-- GIVEN EXERCISE --
Your task is to reproduce the entries below word for word.

-- THE INPUT --
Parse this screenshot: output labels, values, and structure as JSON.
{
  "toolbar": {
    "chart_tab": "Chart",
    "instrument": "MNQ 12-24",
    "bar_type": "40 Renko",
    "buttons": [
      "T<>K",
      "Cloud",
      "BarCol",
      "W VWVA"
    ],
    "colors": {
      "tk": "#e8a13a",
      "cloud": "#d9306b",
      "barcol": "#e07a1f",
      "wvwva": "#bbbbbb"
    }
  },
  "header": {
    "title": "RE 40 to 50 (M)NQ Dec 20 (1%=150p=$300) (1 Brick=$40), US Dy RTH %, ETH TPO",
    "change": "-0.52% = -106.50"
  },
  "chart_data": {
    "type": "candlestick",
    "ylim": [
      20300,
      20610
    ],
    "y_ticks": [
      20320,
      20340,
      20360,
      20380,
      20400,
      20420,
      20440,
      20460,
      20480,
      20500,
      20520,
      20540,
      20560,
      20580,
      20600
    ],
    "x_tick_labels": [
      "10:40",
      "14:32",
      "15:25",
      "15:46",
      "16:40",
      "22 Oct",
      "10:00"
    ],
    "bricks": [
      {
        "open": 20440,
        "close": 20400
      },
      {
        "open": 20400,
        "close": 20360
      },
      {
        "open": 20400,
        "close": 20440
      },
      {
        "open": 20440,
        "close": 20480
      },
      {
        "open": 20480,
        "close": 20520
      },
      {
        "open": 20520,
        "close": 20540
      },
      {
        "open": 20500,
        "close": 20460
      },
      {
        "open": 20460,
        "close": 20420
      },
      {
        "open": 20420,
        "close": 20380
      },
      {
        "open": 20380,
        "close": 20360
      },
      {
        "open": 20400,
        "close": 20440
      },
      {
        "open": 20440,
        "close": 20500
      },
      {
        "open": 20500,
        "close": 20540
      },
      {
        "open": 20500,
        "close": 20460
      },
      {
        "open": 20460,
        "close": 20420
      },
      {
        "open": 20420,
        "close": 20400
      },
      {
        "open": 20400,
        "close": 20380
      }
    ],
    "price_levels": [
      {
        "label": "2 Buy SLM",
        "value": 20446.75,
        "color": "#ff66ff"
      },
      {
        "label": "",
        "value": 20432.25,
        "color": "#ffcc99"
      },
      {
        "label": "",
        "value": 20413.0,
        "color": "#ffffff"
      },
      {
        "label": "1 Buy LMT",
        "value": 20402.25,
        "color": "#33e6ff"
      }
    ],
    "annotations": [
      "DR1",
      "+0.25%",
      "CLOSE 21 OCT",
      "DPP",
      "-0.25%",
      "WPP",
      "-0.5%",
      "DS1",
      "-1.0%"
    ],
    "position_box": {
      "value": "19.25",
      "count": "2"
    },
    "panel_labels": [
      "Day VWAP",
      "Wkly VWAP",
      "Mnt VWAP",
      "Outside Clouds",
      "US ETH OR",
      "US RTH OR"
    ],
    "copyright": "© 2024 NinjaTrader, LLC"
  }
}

-- FINISHED EXERCISE --
Parse this screenshot: output labels, values, and structure as JSON.
{
  "toolbar": {
    "chart_tab": "Chart",
    "instrument": "MNQ 12-24",
    "bar_type": "40 Renko",
    "buttons": [
      "T<>K",
      "Cloud",
      "BarCol",
      "W VWVA"
    ],
    "colors": {
      "tk": "#e8a13a",
      "cloud": "#d9306b",
      "barcol": "#e07a1f",
      "wvwva": "#bbbbbb"
    }
  },
  "header": {
    "title": "RE 40 to 50 (M)NQ Dec 20 (1%=150p=$300) (1 Brick=$40), US Dy RTH %, ETH TPO",
    "change": "-0.52% = -106.50"
  },
  "chart_data": {
    "type": "candlestick",
    "ylim": [
      20300,
      20610
    ],
    "y_ticks": [
      20320,
      20340,
      20360,
      20380,
      20400,
      20420,
      20440,
      20460,
      20480,
      20500,
      20520,
      20540,
      20560,
      20580,
      20600
    ],
    "x_tick_labels": [
      "10:40",
      "14:32",
      "15:25",
      "15:46",
      "16:40",
      "22 Oct",
      "10:00"
    ],
    "bricks": [
      {
        "open": 20440,
        "close": 20400
      },
      {
        "open": 20400,
        "close": 20360
      },
      {
        "open": 20400,
        "close": 20440
      },
      {
        "open": 20440,
        "close": 20480
      },
      {
        "open": 20480,
        "close": 20520
      },
      {
        "open": 20520,
        "close": 20540
      },
      {
        "open": 20500,
        "close": 20460
      },
      {
        "open": 20460,
        "close": 20420
      },
      {
        "open": 20420,
        "close": 20380
      },
      {
        "open": 20380,
        "close": 20360
      },
      {
        "open": 20400,
        "close": 20440
      },
      {
        "open": 20440,
        "close": 20500
      },
      {
        "open": 20500,
        "close": 20540
      },
      {
        "open": 20500,
        "close": 20460
      },
      {
        "open": 20460,
        "close": 20420
      },
      {
        "open": 20420,
        "close": 20400
      },
      {
        "open": 20400,
        "close": 20380
      }
    ],
    "price_levels": [
      {
        "label": "2 Buy SLM",
        "value": 20446.75,
        "color": "#ff66ff"
      },
      {
        "label": "",
        "value": 20432.25,
        "color": "#ffcc99"
      },
      {
        "label": "",
        "value": 20413.0,
        "color": "#ffffff"
      },
      {
        "label": "1 Buy LMT",
        "value": 20402.25,
        "color": "#33e6ff"
      }
    ],
    "annotations": [
      "DR1",
      "+0.25%",
      "CLOSE 21 OCT",
      "DPP",
      "-0.25%",
      "WPP",
      "-0.5%",
      "DS1",
      "-1.0%"
    ],
    "position_box": {
      "value": "19.25",
      "count": "2"
    },
    "panel_labels": [
      "Day VWAP",
      "Wkly VWAP",
      "Mnt VWAP",
      "Outside Clouds",
      "US ETH OR",
      "US RTH OR"
    ],
    "copyright": "© 2024 NinjaTrader, LLC"
  }
}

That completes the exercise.